**Excerpted records**:
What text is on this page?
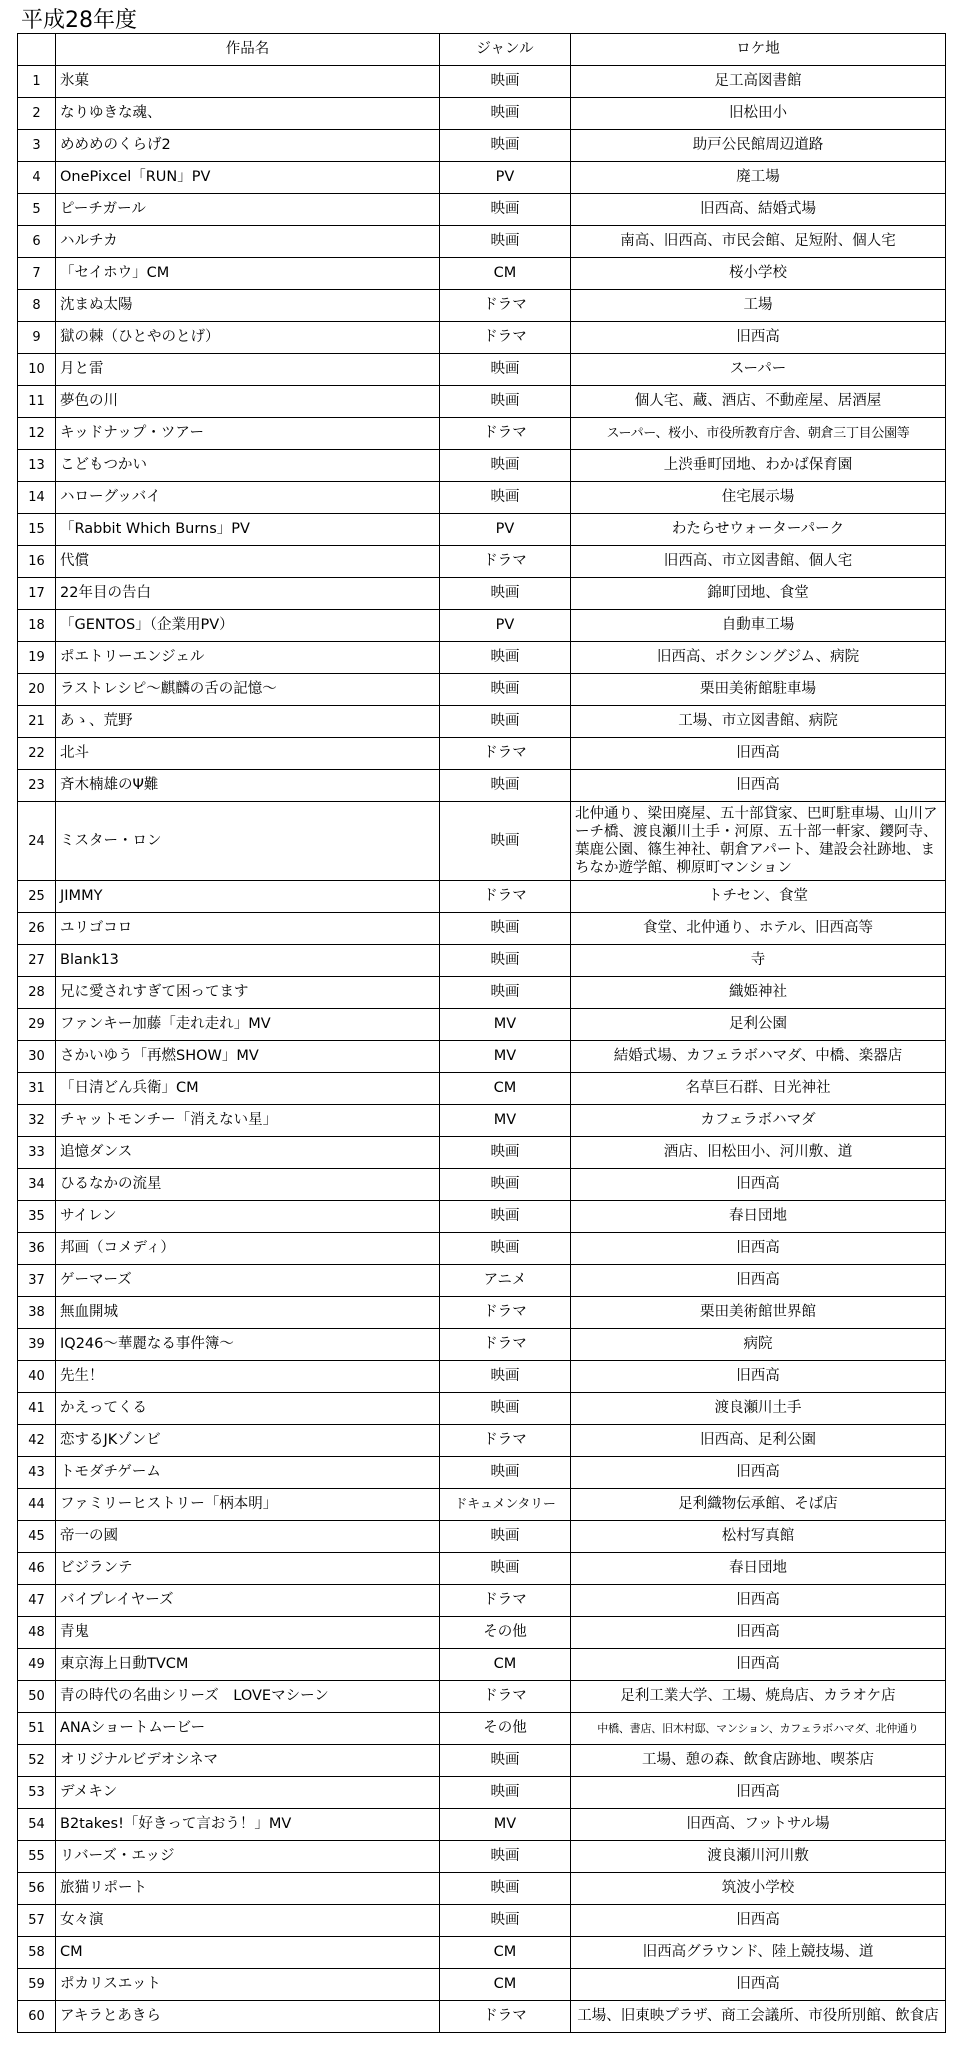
平成28年度
	作品名	ジャンル	ロケ地
1	氷菓	映画	足工高図書館
2	なりゆきな魂、	映画	旧松田小
3	めめめのくらげ2	映画	助戸公民館周辺道路
4	OnePixcel「RUN」PV	PV	廃工場
5	ピーチガール	映画	旧西高、結婚式場
6	ハルチカ	映画	南高、旧西高、市民会館、足短附、個人宅
7	「セイホウ」CM	CM	桜小学校
8	沈まぬ太陽	ドラマ	工場
9	獄の棘（ひとやのとげ）	ドラマ	旧西高
10	月と雷	映画	スーパー
11	夢色の川	映画	個人宅、蔵、酒店、不動産屋、居酒屋
12	キッドナップ・ツアー	ドラマ	スーパー、桜小、市役所教育庁舎、朝倉三丁目公園等
13	こどもつかい	映画	上渋垂町団地、わかば保育園
14	ハローグッバイ	映画	住宅展示場
15	「Rabbit Which Burns」PV	PV	わたらせウォーターパーク
16	代償	ドラマ	旧西高、市立図書館、個人宅
17	22年目の告白	映画	錦町団地、食堂
18	「GENTOS」（企業用PV）	PV	自動車工場
19	ポエトリーエンジェル	映画	旧西高、ボクシングジム、病院
20	ラストレシピ～麒麟の舌の記憶～	映画	栗田美術館駐車場
21	あゝ、荒野	映画	工場、市立図書館、病院
22	北斗	ドラマ	旧西高
23	斉木楠雄のΨ難	映画	旧西高
24	ミスター・ロン	映画	北仲通り、梁田廃屋、五十部貸家、巴町駐車場、山川アーチ橋、渡良瀬川土手・河原、五十部一軒家、鑁阿寺、葉鹿公園、篠生神社、朝倉アパート、建設会社跡地、まちなか遊学館、柳原町マンション
25	JIMMY	ドラマ	トチセン、食堂
26	ユリゴコロ	映画	食堂、北仲通り、ホテル、旧西高等
27	Blank13	映画	寺
28	兄に愛されすぎて困ってます	映画	織姫神社
29	ファンキー加藤「走れ走れ」MV	MV	足利公園
30	さかいゆう「再燃SHOW」MV	MV	結婚式場、カフェラボハマダ、中橋、楽器店
31	「日清どん兵衛」CM	CM	名草巨石群、日光神社
32	チャットモンチー「消えない星」	MV	カフェラボハマダ
33	追憶ダンス	映画	酒店、旧松田小、河川敷、道
34	ひるなかの流星	映画	旧西高
35	サイレン	映画	春日団地
36	邦画（コメディ）	映画	旧西高
37	ゲーマーズ	アニメ	旧西高
38	無血開城	ドラマ	栗田美術館世界館
39	IQ246～華麗なる事件簿～	ドラマ	病院
40	先生！	映画	旧西高
41	かえってくる	映画	渡良瀬川土手
42	恋するJKゾンビ	ドラマ	旧西高、足利公園
43	トモダチゲーム	映画	旧西高
44	ファミリーヒストリー「柄本明」	ドキュメンタリー	足利織物伝承館、そば店
45	帝一の國	映画	松村写真館
46	ビジランテ	映画	春日団地
47	バイプレイヤーズ	ドラマ	旧西高
48	青鬼	その他	旧西高
49	東京海上日動TVCM	CM	旧西高
50	青の時代の名曲シリーズ　LOVEマシーン	ドラマ	足利工業大学、工場、焼鳥店、カラオケ店
51	ANAショートムービー	その他	中橋、書店、旧木村邸、マンション、カフェラボハマダ、北仲通り
52	オリジナルビデオシネマ	映画	工場、憩の森、飲食店跡地、喫茶店
53	デメキン	映画	旧西高
54	B2takes!「好きって言おう！」MV	MV	旧西高、フットサル場
55	リバーズ・エッジ	映画	渡良瀬川河川敷
56	旅猫リポート	映画	筑波小学校
57	女々演	映画	旧西高
58	CM	CM	旧西高グラウンド、陸上競技場、道
59	ポカリスエット	CM	旧西高
60	アキラとあきら	ドラマ	工場、旧東映プラザ、商工会議所、市役所別館、飲食店
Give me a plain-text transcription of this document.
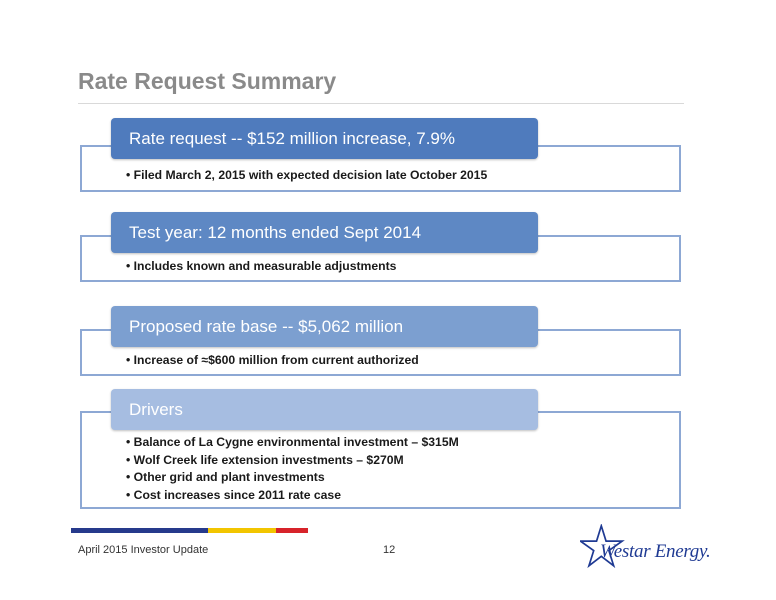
Rate Request Summary
Rate request -- $152 million increase, 7.9%
• Filed March 2, 2015 with expected decision late October 2015
Test year: 12 months ended Sept 2014
• Includes known and measurable adjustments
Proposed rate base -- $5,062 million
• Increase of ≈$600 million from current authorized
Drivers
• Balance of La Cygne environmental investment – $315M
• Wolf Creek life extension investments – $270M
• Other grid and plant investments
• Cost increases since 2011 rate case
April 2015 Investor Update	12	Westar Energy.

**Given task**: Above are lines of data; state how many of them contain the word "investments", with no other output.

**Task solution**: 2